◆ Your instructions: For each line in the data below that holds "does", return a copy.

◆ Provided records:
--- start ---
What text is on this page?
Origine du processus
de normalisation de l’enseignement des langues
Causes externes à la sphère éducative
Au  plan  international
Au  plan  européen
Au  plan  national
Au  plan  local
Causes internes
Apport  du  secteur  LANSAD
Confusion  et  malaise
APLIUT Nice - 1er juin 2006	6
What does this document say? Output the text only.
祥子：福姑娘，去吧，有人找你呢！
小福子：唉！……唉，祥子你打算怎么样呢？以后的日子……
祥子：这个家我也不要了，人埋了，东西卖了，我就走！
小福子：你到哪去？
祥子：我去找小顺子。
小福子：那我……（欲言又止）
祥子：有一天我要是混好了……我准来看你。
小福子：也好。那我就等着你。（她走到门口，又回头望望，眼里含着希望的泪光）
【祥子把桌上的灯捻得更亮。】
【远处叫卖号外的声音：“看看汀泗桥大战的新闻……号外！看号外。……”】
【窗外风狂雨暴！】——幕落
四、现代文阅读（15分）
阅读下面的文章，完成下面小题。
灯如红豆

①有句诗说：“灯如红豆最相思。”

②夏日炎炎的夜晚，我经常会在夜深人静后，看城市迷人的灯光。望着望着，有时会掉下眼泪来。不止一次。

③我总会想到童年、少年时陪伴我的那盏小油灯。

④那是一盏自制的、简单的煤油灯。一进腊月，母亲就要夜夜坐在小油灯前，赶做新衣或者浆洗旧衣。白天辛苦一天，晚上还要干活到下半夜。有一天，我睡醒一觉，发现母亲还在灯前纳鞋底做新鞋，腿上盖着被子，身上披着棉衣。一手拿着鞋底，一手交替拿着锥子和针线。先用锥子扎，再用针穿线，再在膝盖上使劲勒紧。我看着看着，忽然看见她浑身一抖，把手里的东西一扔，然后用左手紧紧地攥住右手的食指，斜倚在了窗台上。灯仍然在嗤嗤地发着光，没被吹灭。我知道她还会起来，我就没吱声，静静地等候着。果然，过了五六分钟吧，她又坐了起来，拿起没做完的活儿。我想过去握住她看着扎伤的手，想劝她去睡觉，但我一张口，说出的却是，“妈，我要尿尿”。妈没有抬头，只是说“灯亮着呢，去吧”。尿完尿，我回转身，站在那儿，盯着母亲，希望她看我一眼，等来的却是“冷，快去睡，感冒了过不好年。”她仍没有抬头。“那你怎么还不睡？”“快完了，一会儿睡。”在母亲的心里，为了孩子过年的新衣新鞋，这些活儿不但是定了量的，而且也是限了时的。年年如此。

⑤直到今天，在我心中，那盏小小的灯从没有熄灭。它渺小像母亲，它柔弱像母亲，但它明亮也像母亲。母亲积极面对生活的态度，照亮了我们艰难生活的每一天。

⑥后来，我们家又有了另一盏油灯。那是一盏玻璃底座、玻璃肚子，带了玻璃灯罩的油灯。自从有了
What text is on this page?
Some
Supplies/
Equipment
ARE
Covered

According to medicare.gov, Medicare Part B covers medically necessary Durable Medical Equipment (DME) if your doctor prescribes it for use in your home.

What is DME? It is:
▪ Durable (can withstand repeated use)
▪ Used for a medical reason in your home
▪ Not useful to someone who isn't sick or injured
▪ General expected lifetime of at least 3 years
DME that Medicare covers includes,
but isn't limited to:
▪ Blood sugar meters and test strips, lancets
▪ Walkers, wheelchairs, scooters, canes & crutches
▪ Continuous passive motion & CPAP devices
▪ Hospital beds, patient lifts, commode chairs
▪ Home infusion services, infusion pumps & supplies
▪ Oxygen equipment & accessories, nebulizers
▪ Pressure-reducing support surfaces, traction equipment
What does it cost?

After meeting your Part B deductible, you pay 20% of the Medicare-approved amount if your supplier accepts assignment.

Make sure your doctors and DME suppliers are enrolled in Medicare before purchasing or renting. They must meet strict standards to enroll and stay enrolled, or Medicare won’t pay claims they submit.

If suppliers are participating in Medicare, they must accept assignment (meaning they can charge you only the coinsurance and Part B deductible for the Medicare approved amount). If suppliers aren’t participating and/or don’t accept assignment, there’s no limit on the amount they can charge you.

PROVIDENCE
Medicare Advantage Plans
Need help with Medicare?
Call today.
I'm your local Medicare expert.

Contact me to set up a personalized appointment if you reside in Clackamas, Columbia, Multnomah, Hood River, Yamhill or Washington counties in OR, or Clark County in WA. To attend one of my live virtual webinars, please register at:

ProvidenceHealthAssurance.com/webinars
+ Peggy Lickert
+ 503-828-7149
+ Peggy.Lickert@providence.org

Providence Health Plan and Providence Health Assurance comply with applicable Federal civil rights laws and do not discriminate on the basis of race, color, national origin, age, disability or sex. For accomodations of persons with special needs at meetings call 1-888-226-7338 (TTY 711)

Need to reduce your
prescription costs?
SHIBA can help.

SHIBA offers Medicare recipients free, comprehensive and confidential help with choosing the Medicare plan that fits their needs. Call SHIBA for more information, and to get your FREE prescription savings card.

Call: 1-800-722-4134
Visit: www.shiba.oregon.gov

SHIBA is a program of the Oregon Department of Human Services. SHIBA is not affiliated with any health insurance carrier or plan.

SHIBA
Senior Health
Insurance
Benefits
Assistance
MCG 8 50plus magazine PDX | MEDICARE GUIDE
--- end ---
◆ Result:
What does this document say? Output the text only.
What does it cost?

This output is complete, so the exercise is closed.